**Records:**
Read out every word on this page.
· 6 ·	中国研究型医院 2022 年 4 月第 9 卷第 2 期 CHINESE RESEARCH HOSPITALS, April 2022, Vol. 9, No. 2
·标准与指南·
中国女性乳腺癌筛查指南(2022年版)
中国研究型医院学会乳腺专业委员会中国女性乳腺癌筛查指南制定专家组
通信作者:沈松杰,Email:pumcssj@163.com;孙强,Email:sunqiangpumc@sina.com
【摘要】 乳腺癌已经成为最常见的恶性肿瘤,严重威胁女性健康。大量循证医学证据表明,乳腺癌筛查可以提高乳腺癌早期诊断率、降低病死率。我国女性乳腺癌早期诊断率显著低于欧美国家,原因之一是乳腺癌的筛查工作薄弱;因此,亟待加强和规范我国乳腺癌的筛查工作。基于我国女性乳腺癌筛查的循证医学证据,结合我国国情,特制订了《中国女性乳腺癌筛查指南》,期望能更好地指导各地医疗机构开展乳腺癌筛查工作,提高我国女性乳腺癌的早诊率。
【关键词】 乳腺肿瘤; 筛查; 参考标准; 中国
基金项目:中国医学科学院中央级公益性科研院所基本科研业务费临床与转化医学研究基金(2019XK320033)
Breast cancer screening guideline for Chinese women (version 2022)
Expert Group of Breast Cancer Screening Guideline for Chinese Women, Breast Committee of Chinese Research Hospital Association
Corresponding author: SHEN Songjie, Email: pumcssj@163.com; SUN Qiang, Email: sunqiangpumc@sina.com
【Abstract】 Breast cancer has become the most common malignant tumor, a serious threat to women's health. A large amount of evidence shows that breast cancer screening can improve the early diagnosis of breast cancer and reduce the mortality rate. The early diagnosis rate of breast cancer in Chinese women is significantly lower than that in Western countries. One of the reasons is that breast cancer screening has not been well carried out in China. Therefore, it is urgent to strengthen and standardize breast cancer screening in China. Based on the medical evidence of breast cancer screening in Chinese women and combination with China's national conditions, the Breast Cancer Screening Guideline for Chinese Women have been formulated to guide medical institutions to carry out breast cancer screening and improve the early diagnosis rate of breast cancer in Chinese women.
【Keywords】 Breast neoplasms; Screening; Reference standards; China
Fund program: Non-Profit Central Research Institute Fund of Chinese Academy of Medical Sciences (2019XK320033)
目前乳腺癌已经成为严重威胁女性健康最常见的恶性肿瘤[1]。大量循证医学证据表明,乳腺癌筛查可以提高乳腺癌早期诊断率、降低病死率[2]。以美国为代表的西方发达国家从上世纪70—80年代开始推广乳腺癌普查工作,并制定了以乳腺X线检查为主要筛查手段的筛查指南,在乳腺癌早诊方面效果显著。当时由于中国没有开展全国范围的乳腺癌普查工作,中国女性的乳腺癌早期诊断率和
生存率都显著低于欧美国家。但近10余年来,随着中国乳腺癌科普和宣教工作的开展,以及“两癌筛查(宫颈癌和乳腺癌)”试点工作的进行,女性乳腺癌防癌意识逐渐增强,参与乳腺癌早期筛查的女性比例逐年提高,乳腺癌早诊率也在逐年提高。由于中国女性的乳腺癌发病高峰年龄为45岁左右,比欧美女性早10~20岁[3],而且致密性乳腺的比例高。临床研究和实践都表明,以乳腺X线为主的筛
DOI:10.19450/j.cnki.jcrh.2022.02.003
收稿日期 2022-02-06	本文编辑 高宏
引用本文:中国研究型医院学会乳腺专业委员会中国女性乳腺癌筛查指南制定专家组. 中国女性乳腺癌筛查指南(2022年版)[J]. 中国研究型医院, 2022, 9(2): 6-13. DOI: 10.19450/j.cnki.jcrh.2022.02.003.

**Work order:**
Please write the listing out again, matching each line exactly.

**Exercise response:**
Read out every word on this page.
· 6 ·	中国研究型医院 2022 年 4 月第 9 卷第 2 期 CHINESE RESEARCH HOSPITALS, April 2022, Vol. 9, No. 2
·标准与指南·
中国女性乳腺癌筛查指南(2022年版)
中国研究型医院学会乳腺专业委员会中国女性乳腺癌筛查指南制定专家组
通信作者:沈松杰,Email:pumcssj@163.com;孙强,Email:sunqiangpumc@sina.com
【摘要】 乳腺癌已经成为最常见的恶性肿瘤,严重威胁女性健康。大量循证医学证据表明,乳腺癌筛查可以提高乳腺癌早期诊断率、降低病死率。我国女性乳腺癌早期诊断率显著低于欧美国家,原因之一是乳腺癌的筛查工作薄弱;因此,亟待加强和规范我国乳腺癌的筛查工作。基于我国女性乳腺癌筛查的循证医学证据,结合我国国情,特制订了《中国女性乳腺癌筛查指南》,期望能更好地指导各地医疗机构开展乳腺癌筛查工作,提高我国女性乳腺癌的早诊率。
【关键词】 乳腺肿瘤; 筛查; 参考标准; 中国
基金项目:中国医学科学院中央级公益性科研院所基本科研业务费临床与转化医学研究基金(2019XK320033)
Breast cancer screening guideline for Chinese women (version 2022)
Expert Group of Breast Cancer Screening Guideline for Chinese Women, Breast Committee of Chinese Research Hospital Association
Corresponding author: SHEN Songjie, Email: pumcssj@163.com; SUN Qiang, Email: sunqiangpumc@sina.com
【Abstract】 Breast cancer has become the most common malignant tumor, a serious threat to women's health. A large amount of evidence shows that breast cancer screening can improve the early diagnosis of breast cancer and reduce the mortality rate. The early diagnosis rate of breast cancer in Chinese women is significantly lower than that in Western countries. One of the reasons is that breast cancer screening has not been well carried out in China. Therefore, it is urgent to strengthen and standardize breast cancer screening in China. Based on the medical evidence of breast cancer screening in Chinese women and combination with China's national conditions, the Breast Cancer Screening Guideline for Chinese Women have been formulated to guide medical institutions to carry out breast cancer screening and improve the early diagnosis rate of breast cancer in Chinese women.
【Keywords】 Breast neoplasms; Screening; Reference standards; China
Fund program: Non-Profit Central Research Institute Fund of Chinese Academy of Medical Sciences (2019XK320033)
目前乳腺癌已经成为严重威胁女性健康最常见的恶性肿瘤[1]。大量循证医学证据表明,乳腺癌筛查可以提高乳腺癌早期诊断率、降低病死率[2]。以美国为代表的西方发达国家从上世纪70—80年代开始推广乳腺癌普查工作,并制定了以乳腺X线检查为主要筛查手段的筛查指南,在乳腺癌早诊方面效果显著。当时由于中国没有开展全国范围的乳腺癌普查工作,中国女性的乳腺癌早期诊断率和
生存率都显著低于欧美国家。但近10余年来,随着中国乳腺癌科普和宣教工作的开展,以及“两癌筛查(宫颈癌和乳腺癌)”试点工作的进行,女性乳腺癌防癌意识逐渐增强,参与乳腺癌早期筛查的女性比例逐年提高,乳腺癌早诊率也在逐年提高。由于中国女性的乳腺癌发病高峰年龄为45岁左右,比欧美女性早10~20岁[3],而且致密性乳腺的比例高。临床研究和实践都表明,以乳腺X线为主的筛
DOI:10.19450/j.cnki.jcrh.2022.02.003
收稿日期 2022-02-06	本文编辑 高宏
引用本文:中国研究型医院学会乳腺专业委员会中国女性乳腺癌筛查指南制定专家组. 中国女性乳腺癌筛查指南(2022年版)[J]. 中国研究型医院, 2022, 9(2): 6-13. DOI: 10.19450/j.cnki.jcrh.2022.02.003.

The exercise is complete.